TASK BRIEF: The records below must be written out exactly, with every picture left behind.

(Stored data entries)
## start

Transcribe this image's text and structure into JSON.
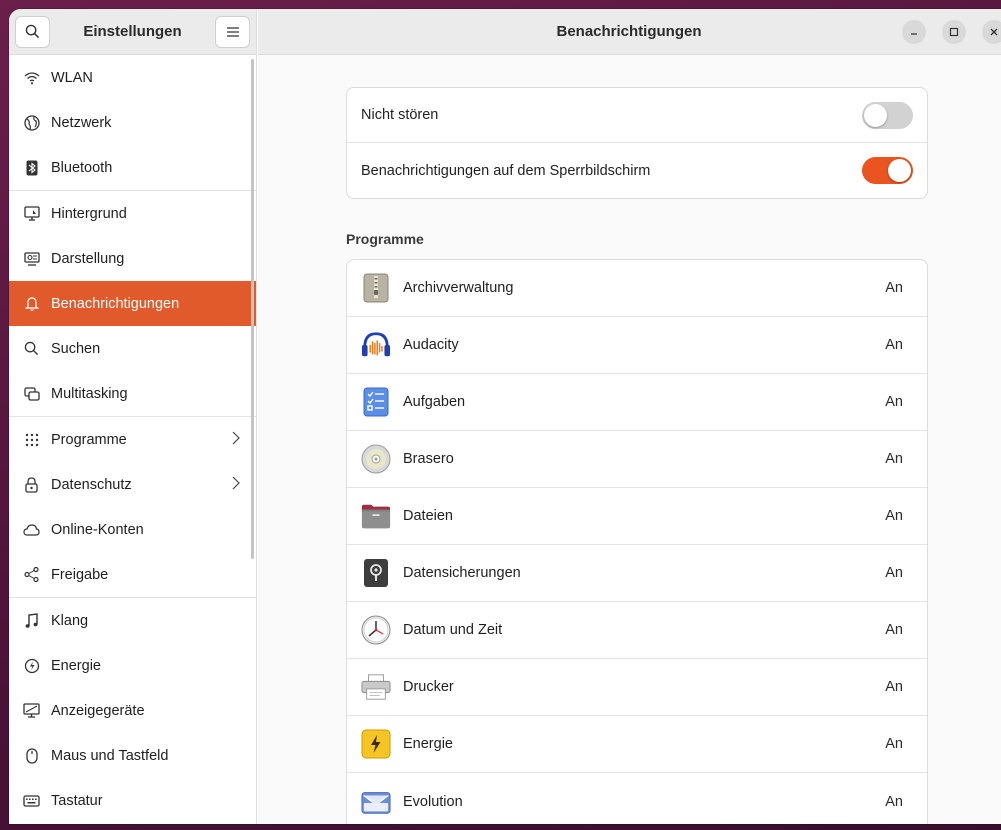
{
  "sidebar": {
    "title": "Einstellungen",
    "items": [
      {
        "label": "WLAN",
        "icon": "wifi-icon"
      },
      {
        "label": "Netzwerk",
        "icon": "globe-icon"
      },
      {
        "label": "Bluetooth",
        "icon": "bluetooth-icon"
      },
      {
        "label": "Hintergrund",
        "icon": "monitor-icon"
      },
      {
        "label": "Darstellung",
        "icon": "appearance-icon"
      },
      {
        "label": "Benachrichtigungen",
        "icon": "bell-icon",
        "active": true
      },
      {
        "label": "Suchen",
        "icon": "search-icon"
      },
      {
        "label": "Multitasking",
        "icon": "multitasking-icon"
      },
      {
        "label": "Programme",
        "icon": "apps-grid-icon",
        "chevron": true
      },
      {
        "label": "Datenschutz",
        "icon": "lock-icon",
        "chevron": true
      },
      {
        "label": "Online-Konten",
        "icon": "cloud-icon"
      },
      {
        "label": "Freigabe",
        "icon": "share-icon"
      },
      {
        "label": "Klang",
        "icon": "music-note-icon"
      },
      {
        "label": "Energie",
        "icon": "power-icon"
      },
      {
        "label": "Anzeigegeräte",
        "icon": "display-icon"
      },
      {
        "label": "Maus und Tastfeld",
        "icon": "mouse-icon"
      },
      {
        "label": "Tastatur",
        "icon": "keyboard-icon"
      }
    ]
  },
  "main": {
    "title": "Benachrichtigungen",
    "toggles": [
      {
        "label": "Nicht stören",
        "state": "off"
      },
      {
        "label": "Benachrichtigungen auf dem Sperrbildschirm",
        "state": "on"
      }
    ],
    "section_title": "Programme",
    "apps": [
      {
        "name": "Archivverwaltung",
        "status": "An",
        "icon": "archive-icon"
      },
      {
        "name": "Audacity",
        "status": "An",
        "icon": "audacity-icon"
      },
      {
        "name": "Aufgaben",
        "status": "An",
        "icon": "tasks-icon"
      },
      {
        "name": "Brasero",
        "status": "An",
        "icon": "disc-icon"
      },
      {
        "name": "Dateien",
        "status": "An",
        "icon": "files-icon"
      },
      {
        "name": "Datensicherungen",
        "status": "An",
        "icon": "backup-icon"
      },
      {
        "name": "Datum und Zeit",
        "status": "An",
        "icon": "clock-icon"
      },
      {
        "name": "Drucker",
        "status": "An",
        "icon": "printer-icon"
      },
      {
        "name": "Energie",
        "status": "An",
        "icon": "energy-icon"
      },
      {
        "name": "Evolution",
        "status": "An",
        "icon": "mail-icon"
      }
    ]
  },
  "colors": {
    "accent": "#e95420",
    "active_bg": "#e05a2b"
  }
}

## end

ANSWER FOR THE TASK:
Transcribe this image's text and structure into JSON.
{
  "sidebar": {
    "title": "Einstellungen",
    "items": [
      {
        "label": "WLAN",
        "icon": "wifi-icon"
      },
      {
        "label": "Netzwerk",
        "icon": "globe-icon"
      },
      {
        "label": "Bluetooth",
        "icon": "bluetooth-icon"
      },
      {
        "label": "Hintergrund",
        "icon": "monitor-icon"
      },
      {
        "label": "Darstellung",
        "icon": "appearance-icon"
      },
      {
        "label": "Benachrichtigungen",
        "icon": "bell-icon",
        "active": true
      },
      {
        "label": "Suchen",
        "icon": "search-icon"
      },
      {
        "label": "Multitasking",
        "icon": "multitasking-icon"
      },
      {
        "label": "Programme",
        "icon": "apps-grid-icon",
        "chevron": true
      },
      {
        "label": "Datenschutz",
        "icon": "lock-icon",
        "chevron": true
      },
      {
        "label": "Online-Konten",
        "icon": "cloud-icon"
      },
      {
        "label": "Freigabe",
        "icon": "share-icon"
      },
      {
        "label": "Klang",
        "icon": "music-note-icon"
      },
      {
        "label": "Energie",
        "icon": "power-icon"
      },
      {
        "label": "Anzeigegeräte",
        "icon": "display-icon"
      },
      {
        "label": "Maus und Tastfeld",
        "icon": "mouse-icon"
      },
      {
        "label": "Tastatur",
        "icon": "keyboard-icon"
      }
    ]
  },
  "main": {
    "title": "Benachrichtigungen",
    "toggles": [
      {
        "label": "Nicht stören",
        "state": "off"
      },
      {
        "label": "Benachrichtigungen auf dem Sperrbildschirm",
        "state": "on"
      }
    ],
    "section_title": "Programme",
    "apps": [
      {
        "name": "Archivverwaltung",
        "status": "An",
        "icon": "archive-icon"
      },
      {
        "name": "Audacity",
        "status": "An",
        "icon": "audacity-icon"
      },
      {
        "name": "Aufgaben",
        "status": "An",
        "icon": "tasks-icon"
      },
      {
        "name": "Brasero",
        "status": "An",
        "icon": "disc-icon"
      },
      {
        "name": "Dateien",
        "status": "An",
        "icon": "files-icon"
      },
      {
        "name": "Datensicherungen",
        "status": "An",
        "icon": "backup-icon"
      },
      {
        "name": "Datum und Zeit",
        "status": "An",
        "icon": "clock-icon"
      },
      {
        "name": "Drucker",
        "status": "An",
        "icon": "printer-icon"
      },
      {
        "name": "Energie",
        "status": "An",
        "icon": "energy-icon"
      },
      {
        "name": "Evolution",
        "status": "An",
        "icon": "mail-icon"
      }
    ]
  },
  "colors": {
    "accent": "#e95420",
    "active_bg": "#e05a2b"
  }
}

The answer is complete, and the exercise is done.